[Figure record listings]

· · ·

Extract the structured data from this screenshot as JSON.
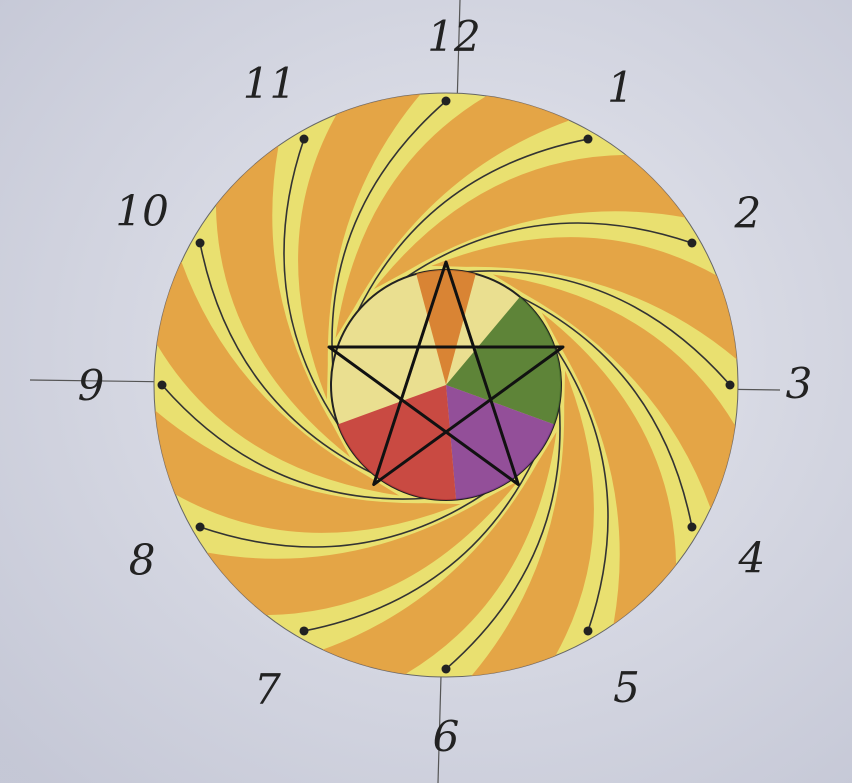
{
  "clock": {
    "labels": [
      "12",
      "1",
      "2",
      "3",
      "4",
      "5",
      "6",
      "7",
      "8",
      "9",
      "10",
      "11"
    ]
  }
}
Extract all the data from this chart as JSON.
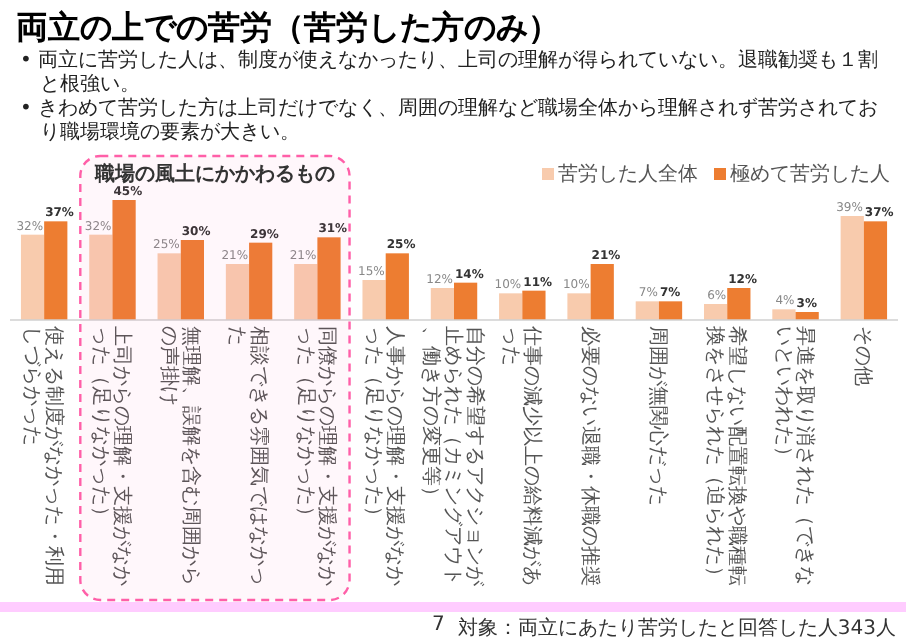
{
  "chart_data": {
    "type": "bar",
    "title": "両立の上での苦労（苦労した方のみ）",
    "annotations": [
      "• 両立に苦労した人は、制度が使えなかったり、上司の理解が得られていない。退職勧奨も１割と根強い。",
      "• きわめて苦労した方は上司だけでなく、周囲の理解など職場全体から理解されず苦労されており職場環境の要素が大きい。",
      "対象：両立にあたり苦労したと回答した人343人",
      "7"
    ],
    "categories": [
      "使える制度がなかった・利用しづらかった",
      "上司からの理解・支援がなかった（足りなかった）",
      "無理解、誤解を含む周囲からの声掛け",
      "相談できる雰囲気ではなかった",
      "同僚からの理解・支援がなかった（足りなかった）",
      "人事からの理解・支援がなかった（足りなかった）",
      "自分の希望するアクションが止められた（カミングアウト、働き方の変更等）",
      "仕事の減少以上の給料減があった",
      "必要のない退職・休職の推奨",
      "周囲が無関心だった",
      "希望しない配置転換や職種転換をさせられた（迫られた）",
      "昇進を取り消された（できないといわれた）",
      "その他"
    ],
    "series": [
      {
        "name": "苦労した人全体",
        "color": "#f8cbad",
        "values": [
          32,
          32,
          25,
          21,
          21,
          15,
          12,
          10,
          10,
          7,
          6,
          4,
          39
        ],
        "value_labels": [
          "32%",
          "32%",
          "25%",
          "21%",
          "21%",
          "15%",
          "12%",
          "10%",
          "10%",
          "7%",
          "6%",
          "4%",
          "39%"
        ]
      },
      {
        "name": "極めて苦労した人",
        "color": "#ed7d31",
        "values": [
          37,
          45,
          30,
          29,
          31,
          25,
          14,
          11,
          21,
          7,
          12,
          3,
          37
        ],
        "value_labels": [
          "37%",
          "45%",
          "30%",
          "29%",
          "31%",
          "25%",
          "14%",
          "11%",
          "21%",
          "7%",
          "12%",
          "3%",
          "37%"
        ]
      }
    ],
    "bands": [
      {
        "axis": "x",
        "from": "上司からの理解・支援がなかった（足りなかった）",
        "to": "同僚からの理解・支援がなかった（足りなかった）",
        "label": "職場の風土にかかわるもの",
        "color": "#ff5fa8"
      }
    ],
    "legend": "top right"
  }
}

· · ·

◆ Your instructions: Write the records above out again exactly, with no pictures in your copy.

◆ Worked answer:
Extract the structured data from this screenshot as JSON.
{
  "clock": {
    "labels": [
      "12",
      "1",
      "2",
      "3",
      "4",
      "5",
      "6",
      "7",
      "8",
      "9",
      "10",
      "11"
    ]
  }
}
Extract all the data from this chart as JSON.
{
  "chart_data": {
    "type": "bar",
    "title": "両立の上での苦労（苦労した方のみ）",
    "annotations": [
      "• 両立に苦労した人は、制度が使えなかったり、上司の理解が得られていない。退職勧奨も１割と根強い。",
      "• きわめて苦労した方は上司だけでなく、周囲の理解など職場全体から理解されず苦労されており職場環境の要素が大きい。",
      "対象：両立にあたり苦労したと回答した人343人",
      "7"
    ],
    "categories": [
      "使える制度がなかった・利用しづらかった",
      "上司からの理解・支援がなかった（足りなかった）",
      "無理解、誤解を含む周囲からの声掛け",
      "相談できる雰囲気ではなかった",
      "同僚からの理解・支援がなかった（足りなかった）",
      "人事からの理解・支援がなかった（足りなかった）",
      "自分の希望するアクションが止められた（カミングアウト、働き方の変更等）",
      "仕事の減少以上の給料減があった",
      "必要のない退職・休職の推奨",
      "周囲が無関心だった",
      "希望しない配置転換や職種転換をさせられた（迫られた）",
      "昇進を取り消された（できないといわれた）",
      "その他"
    ],
    "series": [
      {
        "name": "苦労した人全体",
        "color": "#f8cbad",
        "values": [
          32,
          32,
          25,
          21,
          21,
          15,
          12,
          10,
          10,
          7,
          6,
          4,
          39
        ],
        "value_labels": [
          "32%",
          "32%",
          "25%",
          "21%",
          "21%",
          "15%",
          "12%",
          "10%",
          "10%",
          "7%",
          "6%",
          "4%",
          "39%"
        ]
      },
      {
        "name": "極めて苦労した人",
        "color": "#ed7d31",
        "values": [
          37,
          45,
          30,
          29,
          31,
          25,
          14,
          11,
          21,
          7,
          12,
          3,
          37
        ],
        "value_labels": [
          "37%",
          "45%",
          "30%",
          "29%",
          "31%",
          "25%",
          "14%",
          "11%",
          "21%",
          "7%",
          "12%",
          "3%",
          "37%"
        ]
      }
    ],
    "bands": [
      {
        "axis": "x",
        "from": "上司からの理解・支援がなかった（足りなかった）",
        "to": "同僚からの理解・支援がなかった（足りなかった）",
        "label": "職場の風土にかかわるもの",
        "color": "#ff5fa8"
      }
    ],
    "legend": "top right"
  }
}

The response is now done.